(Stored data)
========
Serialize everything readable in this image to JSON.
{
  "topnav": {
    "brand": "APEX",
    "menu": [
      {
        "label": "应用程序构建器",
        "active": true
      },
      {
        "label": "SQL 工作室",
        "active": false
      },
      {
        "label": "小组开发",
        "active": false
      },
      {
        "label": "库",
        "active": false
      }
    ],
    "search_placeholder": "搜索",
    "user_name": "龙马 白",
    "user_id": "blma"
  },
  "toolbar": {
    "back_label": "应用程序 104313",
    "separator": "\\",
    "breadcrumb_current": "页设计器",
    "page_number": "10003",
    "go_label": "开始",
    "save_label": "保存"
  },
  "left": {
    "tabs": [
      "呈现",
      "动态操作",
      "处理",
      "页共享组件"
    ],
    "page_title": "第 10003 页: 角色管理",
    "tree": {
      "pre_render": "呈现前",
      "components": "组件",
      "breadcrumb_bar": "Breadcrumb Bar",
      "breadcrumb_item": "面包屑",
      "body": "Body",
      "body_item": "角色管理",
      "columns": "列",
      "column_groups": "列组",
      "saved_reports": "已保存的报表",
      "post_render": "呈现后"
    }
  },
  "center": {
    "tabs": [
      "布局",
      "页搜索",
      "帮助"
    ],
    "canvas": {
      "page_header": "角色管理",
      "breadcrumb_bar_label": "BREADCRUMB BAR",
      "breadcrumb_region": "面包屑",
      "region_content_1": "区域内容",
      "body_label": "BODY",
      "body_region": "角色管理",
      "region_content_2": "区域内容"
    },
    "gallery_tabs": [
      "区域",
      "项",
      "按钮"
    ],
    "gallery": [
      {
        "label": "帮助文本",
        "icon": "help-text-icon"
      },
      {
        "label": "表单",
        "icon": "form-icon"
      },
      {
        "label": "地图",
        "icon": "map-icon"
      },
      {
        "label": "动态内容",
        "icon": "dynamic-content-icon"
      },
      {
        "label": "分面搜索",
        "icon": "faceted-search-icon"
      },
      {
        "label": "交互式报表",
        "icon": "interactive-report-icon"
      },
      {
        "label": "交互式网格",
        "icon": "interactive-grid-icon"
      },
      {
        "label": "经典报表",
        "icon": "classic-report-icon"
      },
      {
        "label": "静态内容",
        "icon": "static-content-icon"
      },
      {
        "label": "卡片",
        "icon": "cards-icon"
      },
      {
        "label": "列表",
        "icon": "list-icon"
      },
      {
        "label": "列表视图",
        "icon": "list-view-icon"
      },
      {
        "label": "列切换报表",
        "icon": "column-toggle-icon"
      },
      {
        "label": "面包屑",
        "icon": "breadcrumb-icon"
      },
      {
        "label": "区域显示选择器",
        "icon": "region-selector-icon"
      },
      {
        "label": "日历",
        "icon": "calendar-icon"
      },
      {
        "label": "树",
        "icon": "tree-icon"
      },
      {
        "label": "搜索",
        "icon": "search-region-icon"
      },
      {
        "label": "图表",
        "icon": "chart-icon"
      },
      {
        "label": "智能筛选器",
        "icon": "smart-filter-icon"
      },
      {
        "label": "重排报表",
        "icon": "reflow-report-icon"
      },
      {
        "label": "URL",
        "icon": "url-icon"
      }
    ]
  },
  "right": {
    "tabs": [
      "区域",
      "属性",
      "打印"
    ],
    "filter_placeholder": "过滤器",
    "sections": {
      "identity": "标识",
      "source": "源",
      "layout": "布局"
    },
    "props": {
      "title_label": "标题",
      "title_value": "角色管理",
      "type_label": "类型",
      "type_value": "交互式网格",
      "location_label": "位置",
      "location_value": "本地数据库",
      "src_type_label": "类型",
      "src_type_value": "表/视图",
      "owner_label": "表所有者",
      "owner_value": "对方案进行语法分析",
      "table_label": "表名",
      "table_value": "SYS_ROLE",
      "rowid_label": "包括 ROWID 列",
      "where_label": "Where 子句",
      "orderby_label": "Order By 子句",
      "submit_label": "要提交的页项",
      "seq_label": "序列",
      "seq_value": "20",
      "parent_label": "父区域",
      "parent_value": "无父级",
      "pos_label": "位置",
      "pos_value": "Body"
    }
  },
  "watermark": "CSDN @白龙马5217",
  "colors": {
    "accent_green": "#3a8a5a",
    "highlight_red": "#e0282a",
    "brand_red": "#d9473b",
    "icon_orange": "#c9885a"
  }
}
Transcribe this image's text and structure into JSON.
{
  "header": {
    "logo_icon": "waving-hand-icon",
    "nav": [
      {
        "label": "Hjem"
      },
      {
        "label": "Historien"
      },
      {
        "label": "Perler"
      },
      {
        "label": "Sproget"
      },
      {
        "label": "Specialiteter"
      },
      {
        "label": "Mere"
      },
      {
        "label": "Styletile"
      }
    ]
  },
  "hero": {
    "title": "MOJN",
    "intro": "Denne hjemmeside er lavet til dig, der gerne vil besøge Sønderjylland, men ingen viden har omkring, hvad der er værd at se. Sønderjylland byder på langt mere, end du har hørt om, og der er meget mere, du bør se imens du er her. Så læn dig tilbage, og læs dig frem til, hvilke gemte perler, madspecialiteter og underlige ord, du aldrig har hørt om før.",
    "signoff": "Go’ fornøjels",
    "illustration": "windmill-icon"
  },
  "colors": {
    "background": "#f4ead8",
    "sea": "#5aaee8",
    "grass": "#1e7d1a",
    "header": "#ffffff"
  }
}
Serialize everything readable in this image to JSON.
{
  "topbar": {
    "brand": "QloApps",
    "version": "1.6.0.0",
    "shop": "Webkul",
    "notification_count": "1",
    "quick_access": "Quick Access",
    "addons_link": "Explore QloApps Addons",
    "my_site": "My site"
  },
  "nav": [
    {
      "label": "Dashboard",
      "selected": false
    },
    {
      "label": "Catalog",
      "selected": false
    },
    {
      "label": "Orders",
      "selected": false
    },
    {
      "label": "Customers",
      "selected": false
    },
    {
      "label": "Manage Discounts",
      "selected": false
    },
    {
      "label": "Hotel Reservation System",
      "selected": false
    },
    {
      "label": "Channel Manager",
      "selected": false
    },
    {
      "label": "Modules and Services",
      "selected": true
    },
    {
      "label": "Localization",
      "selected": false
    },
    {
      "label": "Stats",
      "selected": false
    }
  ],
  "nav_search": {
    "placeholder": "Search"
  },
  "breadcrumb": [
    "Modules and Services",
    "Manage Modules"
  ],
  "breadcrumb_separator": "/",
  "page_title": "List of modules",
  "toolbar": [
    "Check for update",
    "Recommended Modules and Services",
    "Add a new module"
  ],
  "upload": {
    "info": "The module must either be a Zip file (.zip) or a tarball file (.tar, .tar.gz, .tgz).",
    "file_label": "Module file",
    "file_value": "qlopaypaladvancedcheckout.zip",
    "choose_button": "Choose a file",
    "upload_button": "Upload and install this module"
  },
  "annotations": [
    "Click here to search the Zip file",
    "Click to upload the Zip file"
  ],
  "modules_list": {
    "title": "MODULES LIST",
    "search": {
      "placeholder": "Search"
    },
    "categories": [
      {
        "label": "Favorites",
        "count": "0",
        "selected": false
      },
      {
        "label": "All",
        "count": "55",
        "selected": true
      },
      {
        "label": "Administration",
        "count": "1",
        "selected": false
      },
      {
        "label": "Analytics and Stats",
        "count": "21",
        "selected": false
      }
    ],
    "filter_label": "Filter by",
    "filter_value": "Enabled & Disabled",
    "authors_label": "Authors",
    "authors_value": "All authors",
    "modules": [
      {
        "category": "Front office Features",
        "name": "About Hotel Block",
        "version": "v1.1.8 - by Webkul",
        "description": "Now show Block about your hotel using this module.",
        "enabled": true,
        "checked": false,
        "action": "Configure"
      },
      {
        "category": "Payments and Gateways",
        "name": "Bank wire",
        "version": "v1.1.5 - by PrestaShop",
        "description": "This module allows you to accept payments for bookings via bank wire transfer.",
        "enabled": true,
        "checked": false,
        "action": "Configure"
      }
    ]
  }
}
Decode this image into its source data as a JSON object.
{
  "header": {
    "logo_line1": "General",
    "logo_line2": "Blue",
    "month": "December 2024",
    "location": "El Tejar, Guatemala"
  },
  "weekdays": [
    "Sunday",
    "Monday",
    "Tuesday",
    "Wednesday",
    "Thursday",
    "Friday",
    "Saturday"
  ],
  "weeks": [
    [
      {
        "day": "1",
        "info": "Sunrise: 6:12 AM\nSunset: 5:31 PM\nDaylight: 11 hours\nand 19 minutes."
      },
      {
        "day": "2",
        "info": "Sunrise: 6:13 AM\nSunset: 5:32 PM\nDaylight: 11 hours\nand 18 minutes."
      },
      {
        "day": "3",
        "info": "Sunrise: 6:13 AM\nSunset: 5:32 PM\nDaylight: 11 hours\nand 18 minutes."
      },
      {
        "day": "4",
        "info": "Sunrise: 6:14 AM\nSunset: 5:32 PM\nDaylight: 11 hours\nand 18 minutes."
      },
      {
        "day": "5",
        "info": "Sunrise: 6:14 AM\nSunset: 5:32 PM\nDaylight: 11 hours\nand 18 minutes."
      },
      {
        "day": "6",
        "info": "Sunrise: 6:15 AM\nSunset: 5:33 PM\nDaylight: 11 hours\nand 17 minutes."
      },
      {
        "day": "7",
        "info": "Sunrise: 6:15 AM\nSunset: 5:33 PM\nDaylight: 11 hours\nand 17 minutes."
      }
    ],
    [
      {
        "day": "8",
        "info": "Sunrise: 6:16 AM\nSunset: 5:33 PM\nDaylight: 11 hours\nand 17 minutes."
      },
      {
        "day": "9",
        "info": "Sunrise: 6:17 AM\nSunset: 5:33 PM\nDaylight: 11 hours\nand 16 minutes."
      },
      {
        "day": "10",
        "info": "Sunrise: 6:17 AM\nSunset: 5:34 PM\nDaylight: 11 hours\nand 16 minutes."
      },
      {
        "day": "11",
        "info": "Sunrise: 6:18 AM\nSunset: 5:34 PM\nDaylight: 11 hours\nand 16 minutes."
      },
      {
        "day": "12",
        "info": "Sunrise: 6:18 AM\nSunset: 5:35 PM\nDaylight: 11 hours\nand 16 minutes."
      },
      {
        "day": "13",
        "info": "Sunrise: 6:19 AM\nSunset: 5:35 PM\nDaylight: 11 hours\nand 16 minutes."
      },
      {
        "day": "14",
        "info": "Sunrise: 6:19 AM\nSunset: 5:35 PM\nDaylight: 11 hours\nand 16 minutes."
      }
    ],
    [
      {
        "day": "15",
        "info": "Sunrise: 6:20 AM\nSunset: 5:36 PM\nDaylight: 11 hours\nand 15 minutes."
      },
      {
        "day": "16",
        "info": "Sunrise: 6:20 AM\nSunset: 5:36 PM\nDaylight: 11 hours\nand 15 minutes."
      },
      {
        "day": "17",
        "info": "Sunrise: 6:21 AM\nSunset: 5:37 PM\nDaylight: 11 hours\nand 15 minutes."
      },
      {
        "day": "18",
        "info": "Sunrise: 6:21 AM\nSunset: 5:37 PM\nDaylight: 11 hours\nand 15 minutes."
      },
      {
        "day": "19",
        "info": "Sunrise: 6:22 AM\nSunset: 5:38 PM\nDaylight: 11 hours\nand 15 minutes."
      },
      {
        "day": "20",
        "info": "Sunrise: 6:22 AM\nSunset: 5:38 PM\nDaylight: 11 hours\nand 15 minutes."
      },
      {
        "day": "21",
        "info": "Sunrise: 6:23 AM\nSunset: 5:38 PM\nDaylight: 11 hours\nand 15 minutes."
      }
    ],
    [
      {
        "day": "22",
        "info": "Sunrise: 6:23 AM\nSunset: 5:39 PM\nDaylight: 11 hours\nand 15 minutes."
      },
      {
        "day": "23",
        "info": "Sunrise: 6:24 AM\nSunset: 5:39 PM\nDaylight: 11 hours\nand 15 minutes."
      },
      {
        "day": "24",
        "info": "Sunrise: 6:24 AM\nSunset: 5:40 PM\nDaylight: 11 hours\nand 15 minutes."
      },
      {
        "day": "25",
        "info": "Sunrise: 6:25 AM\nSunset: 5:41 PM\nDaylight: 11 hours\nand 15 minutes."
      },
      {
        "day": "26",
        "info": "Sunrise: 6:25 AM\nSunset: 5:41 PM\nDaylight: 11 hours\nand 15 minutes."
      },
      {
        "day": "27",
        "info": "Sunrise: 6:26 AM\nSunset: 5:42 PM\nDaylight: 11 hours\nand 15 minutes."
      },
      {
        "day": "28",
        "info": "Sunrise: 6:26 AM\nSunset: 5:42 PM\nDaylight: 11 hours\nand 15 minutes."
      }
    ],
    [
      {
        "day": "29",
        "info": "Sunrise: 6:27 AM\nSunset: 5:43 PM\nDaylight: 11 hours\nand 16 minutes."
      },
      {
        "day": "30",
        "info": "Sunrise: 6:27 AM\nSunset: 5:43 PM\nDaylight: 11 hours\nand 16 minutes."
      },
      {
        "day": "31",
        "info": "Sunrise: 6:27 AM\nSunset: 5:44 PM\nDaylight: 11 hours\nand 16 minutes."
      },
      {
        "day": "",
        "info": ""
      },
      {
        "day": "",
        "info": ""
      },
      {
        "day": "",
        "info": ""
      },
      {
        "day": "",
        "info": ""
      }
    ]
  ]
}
========
▶ TASK DESCRIPTION:
Scan the records above for the string "Block", then report every line that contains it.

▶ FINISHED ANSWER:
        "name": "About Hotel Block",
        "description": "Now show Block about your hotel using this module.",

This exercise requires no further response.